Task to complete: Your task is to quote the material that follows, in full and exactly.

Dataset records:
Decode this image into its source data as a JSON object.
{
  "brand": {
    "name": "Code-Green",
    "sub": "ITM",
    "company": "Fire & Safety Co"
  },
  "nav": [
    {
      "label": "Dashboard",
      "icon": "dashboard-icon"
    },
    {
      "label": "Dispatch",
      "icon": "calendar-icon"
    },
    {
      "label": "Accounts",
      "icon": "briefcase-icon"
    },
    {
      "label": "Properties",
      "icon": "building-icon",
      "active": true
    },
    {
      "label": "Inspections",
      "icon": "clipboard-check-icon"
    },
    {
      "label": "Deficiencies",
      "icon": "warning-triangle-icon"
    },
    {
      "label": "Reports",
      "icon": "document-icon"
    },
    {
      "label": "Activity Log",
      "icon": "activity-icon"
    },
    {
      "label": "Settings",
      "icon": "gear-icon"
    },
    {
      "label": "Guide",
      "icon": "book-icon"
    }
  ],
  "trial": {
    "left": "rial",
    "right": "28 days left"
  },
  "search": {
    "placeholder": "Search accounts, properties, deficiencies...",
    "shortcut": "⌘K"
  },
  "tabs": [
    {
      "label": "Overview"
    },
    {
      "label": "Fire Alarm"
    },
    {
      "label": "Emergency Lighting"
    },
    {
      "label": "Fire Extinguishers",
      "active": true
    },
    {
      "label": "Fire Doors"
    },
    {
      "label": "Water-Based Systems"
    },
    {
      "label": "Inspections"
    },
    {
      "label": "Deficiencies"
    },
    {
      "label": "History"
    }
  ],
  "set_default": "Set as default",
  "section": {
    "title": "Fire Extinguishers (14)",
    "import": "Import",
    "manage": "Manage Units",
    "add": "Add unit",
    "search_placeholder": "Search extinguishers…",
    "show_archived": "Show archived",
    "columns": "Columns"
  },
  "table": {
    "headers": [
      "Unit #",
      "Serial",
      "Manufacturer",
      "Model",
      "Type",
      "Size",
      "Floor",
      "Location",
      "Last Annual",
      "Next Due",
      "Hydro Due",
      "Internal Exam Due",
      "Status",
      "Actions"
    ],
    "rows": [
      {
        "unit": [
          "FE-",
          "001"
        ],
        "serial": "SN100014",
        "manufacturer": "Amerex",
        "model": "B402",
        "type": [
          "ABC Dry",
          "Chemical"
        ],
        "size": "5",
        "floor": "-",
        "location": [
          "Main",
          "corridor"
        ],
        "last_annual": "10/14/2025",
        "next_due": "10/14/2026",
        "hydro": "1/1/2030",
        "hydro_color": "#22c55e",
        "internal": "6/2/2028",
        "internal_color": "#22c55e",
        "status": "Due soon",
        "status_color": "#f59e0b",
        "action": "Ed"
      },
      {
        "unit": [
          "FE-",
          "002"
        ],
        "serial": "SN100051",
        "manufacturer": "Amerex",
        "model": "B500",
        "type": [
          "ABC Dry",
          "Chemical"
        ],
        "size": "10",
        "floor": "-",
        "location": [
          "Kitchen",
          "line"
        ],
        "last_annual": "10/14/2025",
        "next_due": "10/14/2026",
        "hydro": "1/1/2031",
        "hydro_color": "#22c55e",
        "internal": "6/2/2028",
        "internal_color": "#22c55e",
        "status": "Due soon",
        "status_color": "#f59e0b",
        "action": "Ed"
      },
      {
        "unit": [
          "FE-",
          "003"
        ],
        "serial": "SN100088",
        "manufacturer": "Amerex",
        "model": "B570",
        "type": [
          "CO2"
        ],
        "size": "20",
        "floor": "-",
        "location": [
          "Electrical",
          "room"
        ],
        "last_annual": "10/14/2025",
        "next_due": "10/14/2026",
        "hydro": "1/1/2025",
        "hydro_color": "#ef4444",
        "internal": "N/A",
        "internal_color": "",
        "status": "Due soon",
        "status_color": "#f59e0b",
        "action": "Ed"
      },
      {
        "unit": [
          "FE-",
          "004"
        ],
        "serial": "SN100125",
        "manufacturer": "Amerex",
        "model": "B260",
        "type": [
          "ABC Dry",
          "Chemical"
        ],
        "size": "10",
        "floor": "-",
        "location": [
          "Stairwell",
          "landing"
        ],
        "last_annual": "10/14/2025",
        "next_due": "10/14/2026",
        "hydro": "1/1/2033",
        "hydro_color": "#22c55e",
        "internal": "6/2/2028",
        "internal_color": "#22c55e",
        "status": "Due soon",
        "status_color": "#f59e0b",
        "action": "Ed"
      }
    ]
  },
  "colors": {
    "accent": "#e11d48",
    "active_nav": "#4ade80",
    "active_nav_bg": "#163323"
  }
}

Exercise result:
Decode this image into its source data as a JSON object.
{
  "brand": {
    "name": "Code-Green",
    "sub": "ITM",
    "company": "Fire & Safety Co"
  },
  "nav": [
    {
      "label": "Dashboard",
      "icon": "dashboard-icon"
    },
    {
      "label": "Dispatch",
      "icon": "calendar-icon"
    },
    {
      "label": "Accounts",
      "icon": "briefcase-icon"
    },
    {
      "label": "Properties",
      "icon": "building-icon",
      "active": true
    },
    {
      "label": "Inspections",
      "icon": "clipboard-check-icon"
    },
    {
      "label": "Deficiencies",
      "icon": "warning-triangle-icon"
    },
    {
      "label": "Reports",
      "icon": "document-icon"
    },
    {
      "label": "Activity Log",
      "icon": "activity-icon"
    },
    {
      "label": "Settings",
      "icon": "gear-icon"
    },
    {
      "label": "Guide",
      "icon": "book-icon"
    }
  ],
  "trial": {
    "left": "rial",
    "right": "28 days left"
  },
  "search": {
    "placeholder": "Search accounts, properties, deficiencies...",
    "shortcut": "⌘K"
  },
  "tabs": [
    {
      "label": "Overview"
    },
    {
      "label": "Fire Alarm"
    },
    {
      "label": "Emergency Lighting"
    },
    {
      "label": "Fire Extinguishers",
      "active": true
    },
    {
      "label": "Fire Doors"
    },
    {
      "label": "Water-Based Systems"
    },
    {
      "label": "Inspections"
    },
    {
      "label": "Deficiencies"
    },
    {
      "label": "History"
    }
  ],
  "set_default": "Set as default",
  "section": {
    "title": "Fire Extinguishers (14)",
    "import": "Import",
    "manage": "Manage Units",
    "add": "Add unit",
    "search_placeholder": "Search extinguishers…",
    "show_archived": "Show archived",
    "columns": "Columns"
  },
  "table": {
    "headers": [
      "Unit #",
      "Serial",
      "Manufacturer",
      "Model",
      "Type",
      "Size",
      "Floor",
      "Location",
      "Last Annual",
      "Next Due",
      "Hydro Due",
      "Internal Exam Due",
      "Status",
      "Actions"
    ],
    "rows": [
      {
        "unit": [
          "FE-",
          "001"
        ],
        "serial": "SN100014",
        "manufacturer": "Amerex",
        "model": "B402",
        "type": [
          "ABC Dry",
          "Chemical"
        ],
        "size": "5",
        "floor": "-",
        "location": [
          "Main",
          "corridor"
        ],
        "last_annual": "10/14/2025",
        "next_due": "10/14/2026",
        "hydro": "1/1/2030",
        "hydro_color": "#22c55e",
        "internal": "6/2/2028",
        "internal_color": "#22c55e",
        "status": "Due soon",
        "status_color": "#f59e0b",
        "action": "Ed"
      },
      {
        "unit": [
          "FE-",
          "002"
        ],
        "serial": "SN100051",
        "manufacturer": "Amerex",
        "model": "B500",
        "type": [
          "ABC Dry",
          "Chemical"
        ],
        "size": "10",
        "floor": "-",
        "location": [
          "Kitchen",
          "line"
        ],
        "last_annual": "10/14/2025",
        "next_due": "10/14/2026",
        "hydro": "1/1/2031",
        "hydro_color": "#22c55e",
        "internal": "6/2/2028",
        "internal_color": "#22c55e",
        "status": "Due soon",
        "status_color": "#f59e0b",
        "action": "Ed"
      },
      {
        "unit": [
          "FE-",
          "003"
        ],
        "serial": "SN100088",
        "manufacturer": "Amerex",
        "model": "B570",
        "type": [
          "CO2"
        ],
        "size": "20",
        "floor": "-",
        "location": [
          "Electrical",
          "room"
        ],
        "last_annual": "10/14/2025",
        "next_due": "10/14/2026",
        "hydro": "1/1/2025",
        "hydro_color": "#ef4444",
        "internal": "N/A",
        "internal_color": "",
        "status": "Due soon",
        "status_color": "#f59e0b",
        "action": "Ed"
      },
      {
        "unit": [
          "FE-",
          "004"
        ],
        "serial": "SN100125",
        "manufacturer": "Amerex",
        "model": "B260",
        "type": [
          "ABC Dry",
          "Chemical"
        ],
        "size": "10",
        "floor": "-",
        "location": [
          "Stairwell",
          "landing"
        ],
        "last_annual": "10/14/2025",
        "next_due": "10/14/2026",
        "hydro": "1/1/2033",
        "hydro_color": "#22c55e",
        "internal": "6/2/2028",
        "internal_color": "#22c55e",
        "status": "Due soon",
        "status_color": "#f59e0b",
        "action": "Ed"
      }
    ]
  },
  "colors": {
    "accent": "#e11d48",
    "active_nav": "#4ade80",
    "active_nav_bg": "#163323"
  }
}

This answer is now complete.